> _WHAT IS EXPECTED_
Write out all of the entries that follow, word for word, but skip the pictures.

> _DATA ENTRIES_
※
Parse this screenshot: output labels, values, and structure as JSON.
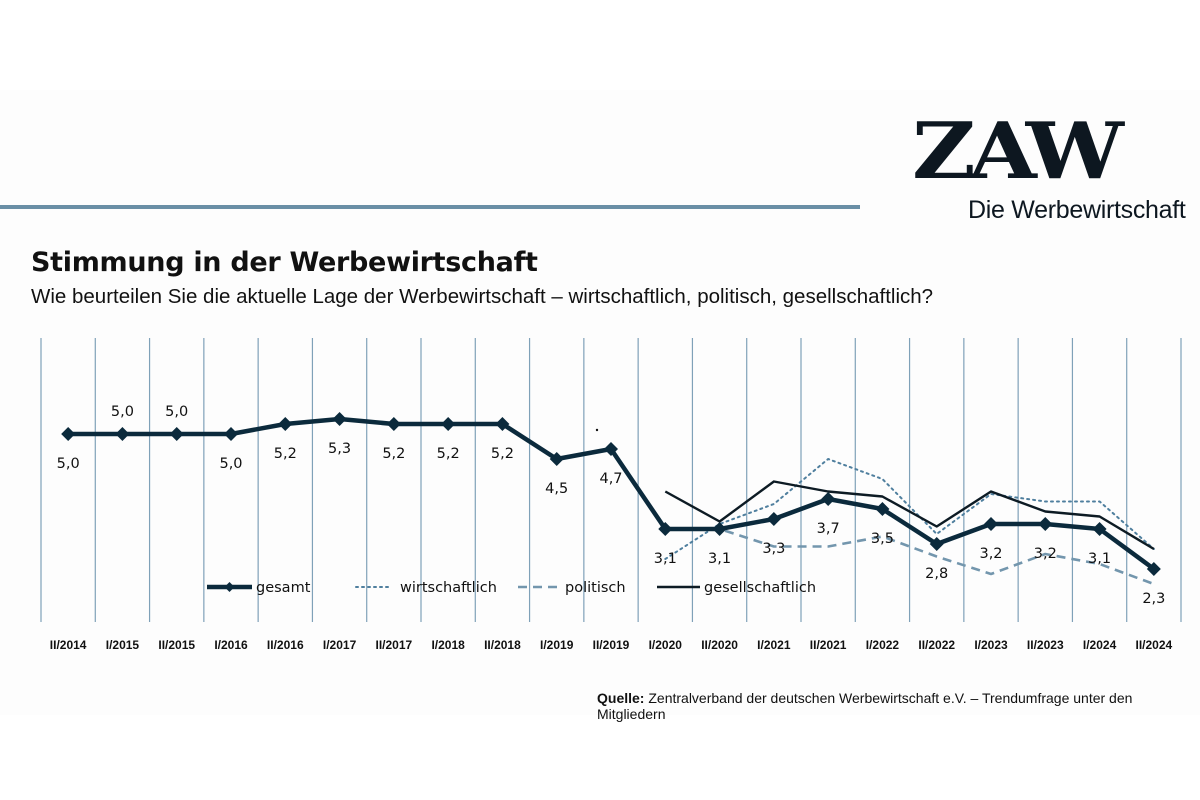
{
  "logo": {
    "mark": "ZAW",
    "tagline": "Die Werbewirtschaft"
  },
  "header": {
    "title": "Stimmung in der Werbewirtschaft",
    "subtitle": "Wie beurteilen Sie die aktuelle Lage der Werbewirtschaft – wirtschaftlich, politisch, gesellschaftlich?"
  },
  "source": {
    "label": "Quelle:",
    "text": " Zentralverband der deutschen Werbewirtschaft e.V. – Trendumfrage unter den Mitgliedern"
  },
  "colors": {
    "gesamt": "#0b2a3c",
    "wirtschaftlich": "#4f7f9e",
    "politisch": "#7396ad",
    "gesellschaftlich": "#0d1b24",
    "grid": "#7fa1b8",
    "rule": "#6a8fa6"
  },
  "chart_data": {
    "type": "line",
    "title": "Stimmung in der Werbewirtschaft",
    "subtitle": "Wie beurteilen Sie die aktuelle Lage der Werbewirtschaft – wirtschaftlich, politisch, gesellschaftlich?",
    "xlabel": "",
    "ylabel": "",
    "ylim": [
      1.6,
      6.3
    ],
    "grid": "vertical",
    "legend_position": "bottom-center",
    "categories": [
      "II/2014",
      "I/2015",
      "II/2015",
      "I/2016",
      "II/2016",
      "I/2017",
      "II/2017",
      "I/2018",
      "II/2018",
      "I/2019",
      "II/2019",
      "I/2020",
      "II/2020",
      "I/2021",
      "II/2021",
      "I/2022",
      "II/2022",
      "I/2023",
      "II/2023",
      "I/2024",
      "II/2024"
    ],
    "series": [
      {
        "name": "gesamt",
        "style": "solid-thick-diamond",
        "values": [
          5.0,
          5.0,
          5.0,
          5.0,
          5.2,
          5.3,
          5.2,
          5.2,
          5.2,
          4.5,
          4.7,
          3.1,
          3.1,
          3.3,
          3.7,
          3.5,
          2.8,
          3.2,
          3.2,
          3.1,
          2.3
        ],
        "labels": [
          "5,0",
          "5,0",
          "5,0",
          "5,0",
          "5,2",
          "5,3",
          "5,2",
          "5,2",
          "5,2",
          "4,5",
          "4,7",
          "3,1",
          "3,1",
          "3,3",
          "3,7",
          "3,5",
          "2,8",
          "3,2",
          "3,2",
          "3,1",
          "2,3"
        ],
        "label_pos": [
          "below",
          "above",
          "above",
          "below",
          "below",
          "below",
          "below",
          "below",
          "below",
          "below",
          "below",
          "below",
          "below",
          "below",
          "below",
          "below",
          "below",
          "below",
          "below",
          "below",
          "below"
        ]
      },
      {
        "name": "wirtschaftlich",
        "style": "dotted",
        "values": [
          null,
          null,
          null,
          null,
          null,
          null,
          null,
          null,
          null,
          null,
          null,
          2.5,
          3.2,
          3.6,
          4.5,
          4.1,
          3.0,
          3.8,
          3.65,
          3.65,
          2.7
        ]
      },
      {
        "name": "politisch",
        "style": "dashed",
        "values": [
          null,
          null,
          null,
          null,
          null,
          null,
          null,
          null,
          null,
          null,
          null,
          3.1,
          3.1,
          2.75,
          2.75,
          2.95,
          2.55,
          2.2,
          2.6,
          2.4,
          2.0
        ]
      },
      {
        "name": "gesellschaftlich",
        "style": "solid-thin",
        "values": [
          null,
          null,
          null,
          null,
          null,
          null,
          null,
          null,
          null,
          null,
          null,
          3.85,
          3.25,
          4.05,
          3.85,
          3.75,
          3.15,
          3.85,
          3.45,
          3.35,
          2.7
        ]
      }
    ],
    "legend": [
      "gesamt",
      "wirtschaftlich",
      "politisch",
      "gesellschaftlich"
    ]
  }
}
※
> _WRITTEN ANSWER_
Parse this screenshot: output labels, values, and structure as JSON.
{
  "logo": {
    "mark": "ZAW",
    "tagline": "Die Werbewirtschaft"
  },
  "header": {
    "title": "Stimmung in der Werbewirtschaft",
    "subtitle": "Wie beurteilen Sie die aktuelle Lage der Werbewirtschaft – wirtschaftlich, politisch, gesellschaftlich?"
  },
  "source": {
    "label": "Quelle:",
    "text": " Zentralverband der deutschen Werbewirtschaft e.V. – Trendumfrage unter den Mitgliedern"
  },
  "colors": {
    "gesamt": "#0b2a3c",
    "wirtschaftlich": "#4f7f9e",
    "politisch": "#7396ad",
    "gesellschaftlich": "#0d1b24",
    "grid": "#7fa1b8",
    "rule": "#6a8fa6"
  },
  "chart_data": {
    "type": "line",
    "title": "Stimmung in der Werbewirtschaft",
    "subtitle": "Wie beurteilen Sie die aktuelle Lage der Werbewirtschaft – wirtschaftlich, politisch, gesellschaftlich?",
    "xlabel": "",
    "ylabel": "",
    "ylim": [
      1.6,
      6.3
    ],
    "grid": "vertical",
    "legend_position": "bottom-center",
    "categories": [
      "II/2014",
      "I/2015",
      "II/2015",
      "I/2016",
      "II/2016",
      "I/2017",
      "II/2017",
      "I/2018",
      "II/2018",
      "I/2019",
      "II/2019",
      "I/2020",
      "II/2020",
      "I/2021",
      "II/2021",
      "I/2022",
      "II/2022",
      "I/2023",
      "II/2023",
      "I/2024",
      "II/2024"
    ],
    "series": [
      {
        "name": "gesamt",
        "style": "solid-thick-diamond",
        "values": [
          5.0,
          5.0,
          5.0,
          5.0,
          5.2,
          5.3,
          5.2,
          5.2,
          5.2,
          4.5,
          4.7,
          3.1,
          3.1,
          3.3,
          3.7,
          3.5,
          2.8,
          3.2,
          3.2,
          3.1,
          2.3
        ],
        "labels": [
          "5,0",
          "5,0",
          "5,0",
          "5,0",
          "5,2",
          "5,3",
          "5,2",
          "5,2",
          "5,2",
          "4,5",
          "4,7",
          "3,1",
          "3,1",
          "3,3",
          "3,7",
          "3,5",
          "2,8",
          "3,2",
          "3,2",
          "3,1",
          "2,3"
        ],
        "label_pos": [
          "below",
          "above",
          "above",
          "below",
          "below",
          "below",
          "below",
          "below",
          "below",
          "below",
          "below",
          "below",
          "below",
          "below",
          "below",
          "below",
          "below",
          "below",
          "below",
          "below",
          "below"
        ]
      },
      {
        "name": "wirtschaftlich",
        "style": "dotted",
        "values": [
          null,
          null,
          null,
          null,
          null,
          null,
          null,
          null,
          null,
          null,
          null,
          2.5,
          3.2,
          3.6,
          4.5,
          4.1,
          3.0,
          3.8,
          3.65,
          3.65,
          2.7
        ]
      },
      {
        "name": "politisch",
        "style": "dashed",
        "values": [
          null,
          null,
          null,
          null,
          null,
          null,
          null,
          null,
          null,
          null,
          null,
          3.1,
          3.1,
          2.75,
          2.75,
          2.95,
          2.55,
          2.2,
          2.6,
          2.4,
          2.0
        ]
      },
      {
        "name": "gesellschaftlich",
        "style": "solid-thin",
        "values": [
          null,
          null,
          null,
          null,
          null,
          null,
          null,
          null,
          null,
          null,
          null,
          3.85,
          3.25,
          4.05,
          3.85,
          3.75,
          3.15,
          3.85,
          3.45,
          3.35,
          2.7
        ]
      }
    ],
    "legend": [
      "gesamt",
      "wirtschaftlich",
      "politisch",
      "gesellschaftlich"
    ]
  }
}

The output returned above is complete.